=== Task statement ===
Which lines hold the string "home"? Copy every one of them.

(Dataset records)
========================

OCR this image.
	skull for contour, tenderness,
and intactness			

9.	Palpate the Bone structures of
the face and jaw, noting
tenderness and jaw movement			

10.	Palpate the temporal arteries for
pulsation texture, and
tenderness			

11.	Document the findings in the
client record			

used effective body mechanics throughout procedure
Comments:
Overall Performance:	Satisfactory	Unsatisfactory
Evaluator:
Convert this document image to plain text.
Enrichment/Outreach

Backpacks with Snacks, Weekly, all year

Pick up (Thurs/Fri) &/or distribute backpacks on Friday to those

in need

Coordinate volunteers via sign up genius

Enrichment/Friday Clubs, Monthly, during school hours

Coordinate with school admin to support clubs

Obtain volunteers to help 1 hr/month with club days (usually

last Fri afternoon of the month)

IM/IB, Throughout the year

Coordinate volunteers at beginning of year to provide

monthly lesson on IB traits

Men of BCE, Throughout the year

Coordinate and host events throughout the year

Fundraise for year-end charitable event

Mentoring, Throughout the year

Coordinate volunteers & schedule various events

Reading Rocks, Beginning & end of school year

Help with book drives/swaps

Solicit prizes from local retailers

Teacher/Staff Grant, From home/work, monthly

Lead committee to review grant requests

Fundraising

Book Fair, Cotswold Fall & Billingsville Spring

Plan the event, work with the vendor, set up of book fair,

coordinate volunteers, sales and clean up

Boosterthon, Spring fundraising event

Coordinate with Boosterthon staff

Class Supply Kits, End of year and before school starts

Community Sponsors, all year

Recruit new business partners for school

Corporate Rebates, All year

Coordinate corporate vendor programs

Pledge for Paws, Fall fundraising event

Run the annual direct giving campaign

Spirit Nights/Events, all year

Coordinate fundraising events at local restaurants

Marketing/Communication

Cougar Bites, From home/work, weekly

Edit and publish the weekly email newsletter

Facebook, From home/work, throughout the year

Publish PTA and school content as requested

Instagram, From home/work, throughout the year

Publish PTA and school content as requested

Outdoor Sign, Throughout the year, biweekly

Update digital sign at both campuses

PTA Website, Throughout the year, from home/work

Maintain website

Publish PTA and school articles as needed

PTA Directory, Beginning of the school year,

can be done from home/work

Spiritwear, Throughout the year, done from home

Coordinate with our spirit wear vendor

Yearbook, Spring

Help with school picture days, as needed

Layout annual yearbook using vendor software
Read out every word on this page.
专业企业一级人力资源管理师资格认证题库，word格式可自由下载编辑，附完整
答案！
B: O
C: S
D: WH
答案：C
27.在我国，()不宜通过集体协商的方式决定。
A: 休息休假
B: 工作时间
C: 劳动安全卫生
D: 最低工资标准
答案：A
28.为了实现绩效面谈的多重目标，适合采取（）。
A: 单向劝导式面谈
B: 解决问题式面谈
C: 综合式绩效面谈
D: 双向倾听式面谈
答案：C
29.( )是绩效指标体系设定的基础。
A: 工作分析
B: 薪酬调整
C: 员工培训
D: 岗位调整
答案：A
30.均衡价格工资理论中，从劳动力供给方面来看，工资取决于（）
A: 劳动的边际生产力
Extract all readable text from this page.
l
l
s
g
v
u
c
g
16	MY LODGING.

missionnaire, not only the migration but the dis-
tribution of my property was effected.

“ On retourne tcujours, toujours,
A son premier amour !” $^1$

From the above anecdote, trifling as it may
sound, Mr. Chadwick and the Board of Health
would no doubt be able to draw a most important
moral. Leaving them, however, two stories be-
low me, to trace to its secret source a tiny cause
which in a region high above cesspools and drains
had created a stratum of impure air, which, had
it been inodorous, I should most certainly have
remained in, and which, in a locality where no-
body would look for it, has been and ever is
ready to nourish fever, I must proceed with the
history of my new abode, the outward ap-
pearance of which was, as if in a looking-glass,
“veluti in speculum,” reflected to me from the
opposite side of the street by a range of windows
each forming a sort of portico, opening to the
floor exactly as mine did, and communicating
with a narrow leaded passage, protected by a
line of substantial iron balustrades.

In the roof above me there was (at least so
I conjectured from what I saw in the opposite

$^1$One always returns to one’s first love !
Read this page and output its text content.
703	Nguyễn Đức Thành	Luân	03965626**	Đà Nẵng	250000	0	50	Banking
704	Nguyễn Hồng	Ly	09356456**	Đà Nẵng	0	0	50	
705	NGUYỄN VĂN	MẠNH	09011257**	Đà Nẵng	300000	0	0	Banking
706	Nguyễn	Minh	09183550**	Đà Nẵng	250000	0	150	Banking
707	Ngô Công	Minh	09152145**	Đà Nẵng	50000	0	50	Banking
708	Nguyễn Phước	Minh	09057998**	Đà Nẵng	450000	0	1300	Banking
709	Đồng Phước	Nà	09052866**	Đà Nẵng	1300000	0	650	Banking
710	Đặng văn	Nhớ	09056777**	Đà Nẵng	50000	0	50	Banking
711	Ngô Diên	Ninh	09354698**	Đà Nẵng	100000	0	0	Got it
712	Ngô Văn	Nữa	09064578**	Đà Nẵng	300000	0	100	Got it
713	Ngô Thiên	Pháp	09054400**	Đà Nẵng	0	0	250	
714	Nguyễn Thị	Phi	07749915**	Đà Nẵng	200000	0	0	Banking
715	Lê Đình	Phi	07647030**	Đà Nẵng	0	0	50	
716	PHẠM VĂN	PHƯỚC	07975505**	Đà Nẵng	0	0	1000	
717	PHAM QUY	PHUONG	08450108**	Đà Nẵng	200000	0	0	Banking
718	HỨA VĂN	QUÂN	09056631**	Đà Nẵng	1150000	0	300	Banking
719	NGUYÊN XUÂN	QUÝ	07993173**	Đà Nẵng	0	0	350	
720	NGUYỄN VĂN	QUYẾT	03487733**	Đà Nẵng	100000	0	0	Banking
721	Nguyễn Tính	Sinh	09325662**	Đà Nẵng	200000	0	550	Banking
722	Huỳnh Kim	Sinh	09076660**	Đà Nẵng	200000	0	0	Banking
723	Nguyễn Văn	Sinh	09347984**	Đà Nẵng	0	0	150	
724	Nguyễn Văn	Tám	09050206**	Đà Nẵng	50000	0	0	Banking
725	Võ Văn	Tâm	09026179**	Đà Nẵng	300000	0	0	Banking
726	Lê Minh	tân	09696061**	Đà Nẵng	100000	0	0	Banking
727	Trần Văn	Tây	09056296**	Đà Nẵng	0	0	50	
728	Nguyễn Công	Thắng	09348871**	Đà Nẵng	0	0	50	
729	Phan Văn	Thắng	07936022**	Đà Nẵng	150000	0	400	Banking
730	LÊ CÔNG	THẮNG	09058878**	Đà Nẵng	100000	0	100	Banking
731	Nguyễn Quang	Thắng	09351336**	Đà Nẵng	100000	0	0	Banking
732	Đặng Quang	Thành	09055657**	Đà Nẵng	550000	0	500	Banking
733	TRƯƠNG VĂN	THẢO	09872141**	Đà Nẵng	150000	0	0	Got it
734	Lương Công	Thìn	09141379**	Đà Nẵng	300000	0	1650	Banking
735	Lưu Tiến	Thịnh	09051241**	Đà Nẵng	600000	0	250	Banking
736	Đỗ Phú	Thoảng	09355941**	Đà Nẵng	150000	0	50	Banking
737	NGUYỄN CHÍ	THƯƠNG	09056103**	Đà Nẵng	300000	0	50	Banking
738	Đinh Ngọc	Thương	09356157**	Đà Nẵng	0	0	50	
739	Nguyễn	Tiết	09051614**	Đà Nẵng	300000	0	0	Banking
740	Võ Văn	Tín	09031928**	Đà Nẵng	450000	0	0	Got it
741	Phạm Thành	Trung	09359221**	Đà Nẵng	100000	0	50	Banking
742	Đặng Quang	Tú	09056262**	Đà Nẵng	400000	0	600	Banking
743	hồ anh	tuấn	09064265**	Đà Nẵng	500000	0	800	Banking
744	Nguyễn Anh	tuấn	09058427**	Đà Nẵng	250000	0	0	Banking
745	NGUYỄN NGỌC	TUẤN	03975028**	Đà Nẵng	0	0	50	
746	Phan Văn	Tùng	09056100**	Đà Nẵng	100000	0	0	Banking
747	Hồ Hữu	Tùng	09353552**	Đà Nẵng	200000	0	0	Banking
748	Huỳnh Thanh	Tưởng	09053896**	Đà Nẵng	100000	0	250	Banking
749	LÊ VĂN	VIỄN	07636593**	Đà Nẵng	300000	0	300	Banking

========================

=== Answer below ===
Teacher/Staff Grant, From home/work, monthly
Cougar Bites, From home/work, weekly
Facebook, From home/work, throughout the year
Instagram, From home/work, throughout the year
PTA Website, Throughout the year, from home/work
can be done from home/work
Spiritwear, Throughout the year, done from home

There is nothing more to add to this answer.